### APPLY WHAT YOU READ
A – Reproduce the stretch of the sleep and bipolar disorder excerpt from "Sleep disregulation is" through "hallmark of mania.".
B – From the sleep and bipolar disorder excerpt, list the items the writer names in connection with college all-nighters.
C – Summarize the sleep and bipolar disorder excerpt in two sentences.

### EXCERPTED TEXT
---------------
Sleep disregulation is one of the hallmarks of mood disorders, and, if it’s on the side of the inability to sleep, often one of its tortures.

I can recall the days–oh-so-fondly–when sleep came–early and often, like Chicagoans vote. Then, of course, the key was fighting it. Remember those college nights of coffee and No-Doz? I do–and somehow I was always asleep by 3:30 anyway, head on the book on my desk, still holding the M&Ms that were a pre-requisite for any all-nighter.

As appealing as it sounded then to just rev your motor and go, reduced need for sleep is actually bad news. For a person with bipolar disorder, it’s often one of the first signs of impending trouble, as not needing your shut-eye is a hallmark of mania.

And that seems clear enough–you can’t rest, you know you’re speeding up. But what is fascinating is that current research seems to indicate that the reverse is true, as well. That means that simply not sleeping over a period of time can actually help precipitate a manic episode.

 

In another one of those scientific article titles that I love due to their profoundly uncreative nature, Colombo et al, in the 1999 volume of Psychiatry Research entitled (here we go) “Rate of switch from depression into mania after therapeutic sleep deprivation in bipolar depression” (pretty great, right? You might have some idea of what’s coming now, no?) actually found that a small but significant percentage of bipolar people, when treated to a night of total sleep deprivation, switched into a manic episode.

It’s pretty fascinating.

In an article entitled “Sleep and circadian rhythms in bipolar disorder: Seeking synchrony, harmony, and regulation” in the July 2008 issue of The American Journal of Psychiatry, Allison Harvey studied the impact of disordered mood on sleep–and, interestingly enough, the impact of sleep on disordered mood. Her model suggests that individuals with bipolar have “a bidirectional relationship between daytime affect regulation and nighttime sleep such that an escalating vicious circle of disturbance in affect regulation during the day interferes with nighttime sleep/circadian functioning, and the effects of sleep deprivation contribute to difficulty in affect regulation the following day.”
---------------
[Data extracted from a collection]
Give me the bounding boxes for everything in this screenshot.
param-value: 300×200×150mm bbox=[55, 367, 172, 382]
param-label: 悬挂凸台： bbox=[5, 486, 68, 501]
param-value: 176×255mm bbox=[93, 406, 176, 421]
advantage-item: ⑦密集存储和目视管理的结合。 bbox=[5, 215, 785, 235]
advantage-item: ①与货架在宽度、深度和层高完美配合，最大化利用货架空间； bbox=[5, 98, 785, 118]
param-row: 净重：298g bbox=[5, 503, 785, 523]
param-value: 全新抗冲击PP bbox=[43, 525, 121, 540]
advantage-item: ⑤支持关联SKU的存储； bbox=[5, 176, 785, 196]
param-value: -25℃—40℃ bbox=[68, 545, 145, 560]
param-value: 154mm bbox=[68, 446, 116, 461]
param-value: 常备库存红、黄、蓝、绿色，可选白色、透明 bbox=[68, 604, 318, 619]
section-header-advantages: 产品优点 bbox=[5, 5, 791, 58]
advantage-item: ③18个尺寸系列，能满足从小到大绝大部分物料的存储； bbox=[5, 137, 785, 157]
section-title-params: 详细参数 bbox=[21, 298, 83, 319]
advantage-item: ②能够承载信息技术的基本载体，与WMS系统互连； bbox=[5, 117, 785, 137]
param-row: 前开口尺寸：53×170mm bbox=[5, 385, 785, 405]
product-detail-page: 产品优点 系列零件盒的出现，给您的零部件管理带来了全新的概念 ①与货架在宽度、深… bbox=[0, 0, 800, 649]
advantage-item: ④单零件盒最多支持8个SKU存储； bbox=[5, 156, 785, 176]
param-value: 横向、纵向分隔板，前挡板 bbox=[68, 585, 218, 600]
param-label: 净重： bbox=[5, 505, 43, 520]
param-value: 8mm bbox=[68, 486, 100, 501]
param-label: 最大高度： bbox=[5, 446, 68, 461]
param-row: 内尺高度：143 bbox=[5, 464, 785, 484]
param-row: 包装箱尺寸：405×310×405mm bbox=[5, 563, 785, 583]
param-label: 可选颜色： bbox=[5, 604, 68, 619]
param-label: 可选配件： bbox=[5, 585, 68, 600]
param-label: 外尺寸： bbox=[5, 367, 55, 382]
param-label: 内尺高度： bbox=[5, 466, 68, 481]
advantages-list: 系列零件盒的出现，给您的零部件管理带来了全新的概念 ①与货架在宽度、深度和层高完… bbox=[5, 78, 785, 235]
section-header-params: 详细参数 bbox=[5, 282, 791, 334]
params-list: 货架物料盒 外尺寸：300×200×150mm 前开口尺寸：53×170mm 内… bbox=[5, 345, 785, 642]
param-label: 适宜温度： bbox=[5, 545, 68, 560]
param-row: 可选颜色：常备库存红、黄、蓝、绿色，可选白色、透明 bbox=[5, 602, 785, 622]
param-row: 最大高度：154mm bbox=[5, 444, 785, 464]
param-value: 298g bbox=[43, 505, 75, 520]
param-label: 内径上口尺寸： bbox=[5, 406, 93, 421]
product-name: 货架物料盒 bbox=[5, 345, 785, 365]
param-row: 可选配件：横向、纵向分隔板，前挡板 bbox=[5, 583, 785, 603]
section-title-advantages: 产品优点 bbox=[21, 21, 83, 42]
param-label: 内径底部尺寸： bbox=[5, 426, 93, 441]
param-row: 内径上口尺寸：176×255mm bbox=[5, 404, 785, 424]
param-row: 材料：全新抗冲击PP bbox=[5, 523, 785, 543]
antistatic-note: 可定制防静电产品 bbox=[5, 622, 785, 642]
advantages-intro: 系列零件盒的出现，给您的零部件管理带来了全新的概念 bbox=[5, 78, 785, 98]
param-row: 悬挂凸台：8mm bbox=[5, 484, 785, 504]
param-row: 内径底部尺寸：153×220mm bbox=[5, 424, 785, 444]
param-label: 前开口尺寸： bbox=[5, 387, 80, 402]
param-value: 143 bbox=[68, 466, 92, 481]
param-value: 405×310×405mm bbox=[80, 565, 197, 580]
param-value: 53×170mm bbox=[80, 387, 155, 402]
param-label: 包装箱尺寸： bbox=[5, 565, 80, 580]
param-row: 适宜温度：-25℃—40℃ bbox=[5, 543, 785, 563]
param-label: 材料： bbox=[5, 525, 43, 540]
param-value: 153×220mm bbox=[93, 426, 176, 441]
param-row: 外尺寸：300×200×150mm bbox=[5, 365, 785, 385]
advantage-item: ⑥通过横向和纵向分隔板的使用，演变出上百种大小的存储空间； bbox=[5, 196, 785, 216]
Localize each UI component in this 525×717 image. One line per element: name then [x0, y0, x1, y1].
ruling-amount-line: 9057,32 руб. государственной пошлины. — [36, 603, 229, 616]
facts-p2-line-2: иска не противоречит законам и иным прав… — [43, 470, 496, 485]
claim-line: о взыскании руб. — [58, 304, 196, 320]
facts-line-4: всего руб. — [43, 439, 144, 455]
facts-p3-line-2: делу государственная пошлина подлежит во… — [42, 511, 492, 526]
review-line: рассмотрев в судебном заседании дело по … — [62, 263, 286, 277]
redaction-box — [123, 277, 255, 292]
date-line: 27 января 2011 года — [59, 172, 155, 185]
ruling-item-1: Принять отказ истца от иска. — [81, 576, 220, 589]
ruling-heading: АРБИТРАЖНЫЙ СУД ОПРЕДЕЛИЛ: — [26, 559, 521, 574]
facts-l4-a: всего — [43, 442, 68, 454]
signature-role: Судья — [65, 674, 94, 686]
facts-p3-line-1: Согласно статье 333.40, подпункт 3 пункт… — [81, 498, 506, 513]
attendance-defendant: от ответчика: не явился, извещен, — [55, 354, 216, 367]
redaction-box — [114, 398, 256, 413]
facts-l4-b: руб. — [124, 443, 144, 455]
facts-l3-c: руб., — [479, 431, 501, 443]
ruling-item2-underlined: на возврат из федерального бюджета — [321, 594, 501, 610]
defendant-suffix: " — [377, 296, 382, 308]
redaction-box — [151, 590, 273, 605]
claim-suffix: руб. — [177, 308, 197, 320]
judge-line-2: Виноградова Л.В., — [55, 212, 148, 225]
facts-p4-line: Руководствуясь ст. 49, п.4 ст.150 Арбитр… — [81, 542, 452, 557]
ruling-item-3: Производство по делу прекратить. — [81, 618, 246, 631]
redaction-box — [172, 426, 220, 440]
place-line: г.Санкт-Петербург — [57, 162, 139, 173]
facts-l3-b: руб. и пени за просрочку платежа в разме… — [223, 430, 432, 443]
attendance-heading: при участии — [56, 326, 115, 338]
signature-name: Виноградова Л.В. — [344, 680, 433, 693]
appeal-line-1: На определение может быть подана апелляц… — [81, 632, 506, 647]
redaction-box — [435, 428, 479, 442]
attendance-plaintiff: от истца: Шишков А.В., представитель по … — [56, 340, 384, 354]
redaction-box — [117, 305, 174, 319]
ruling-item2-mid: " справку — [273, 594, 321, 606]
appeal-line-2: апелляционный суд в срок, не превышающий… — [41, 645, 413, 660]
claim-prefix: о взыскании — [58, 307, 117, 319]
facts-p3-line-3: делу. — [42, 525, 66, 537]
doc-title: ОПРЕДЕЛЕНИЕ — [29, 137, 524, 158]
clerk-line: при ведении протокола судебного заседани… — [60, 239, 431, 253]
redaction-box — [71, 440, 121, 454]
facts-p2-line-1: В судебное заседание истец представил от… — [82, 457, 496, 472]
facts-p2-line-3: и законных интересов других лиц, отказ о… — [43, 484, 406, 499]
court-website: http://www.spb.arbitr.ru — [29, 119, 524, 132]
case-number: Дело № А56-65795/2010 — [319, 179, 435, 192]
---------------
### SOLVED TASKS
A –
Sleep disregulation is one of the hallmarks of mood disorders, and, if it’s on the side of the inability to sleep, often one of its tortures.

I can recall the days–oh-so-fondly–when sleep came–early and often, like Chicagoans vote. Then, of course, the key was fighting it. Remember those college nights of coffee and No-Doz? I do–and somehow I was always asleep by 3:30 anyway, head on the book on my desk, still holding the M&Ms that were a pre-requisite for any all-nighter.

As appealing as it sounded then to just rev your motor and go, reduced need for sleep is actually bad news. For a person with bipolar disorder, it’s often one of the first signs of impending trouble, as not needing your shut-eye is a hallmark of mania.

B –
coffee
No-Doz
M&Ms

C – Sleep disruption is a hallmark of mood disorders, and for a person with bipolar disorder, a reduced need for sleep is often one of the first signs of mania. Research also suggests the reverse: a 1999 study found that a night of total sleep deprivation switched a small but significant percentage of bipolar people into mania, and Allison Harvey's 2008 model describes a two-way vicious circle between daytime affect regulation and nighttime sleep.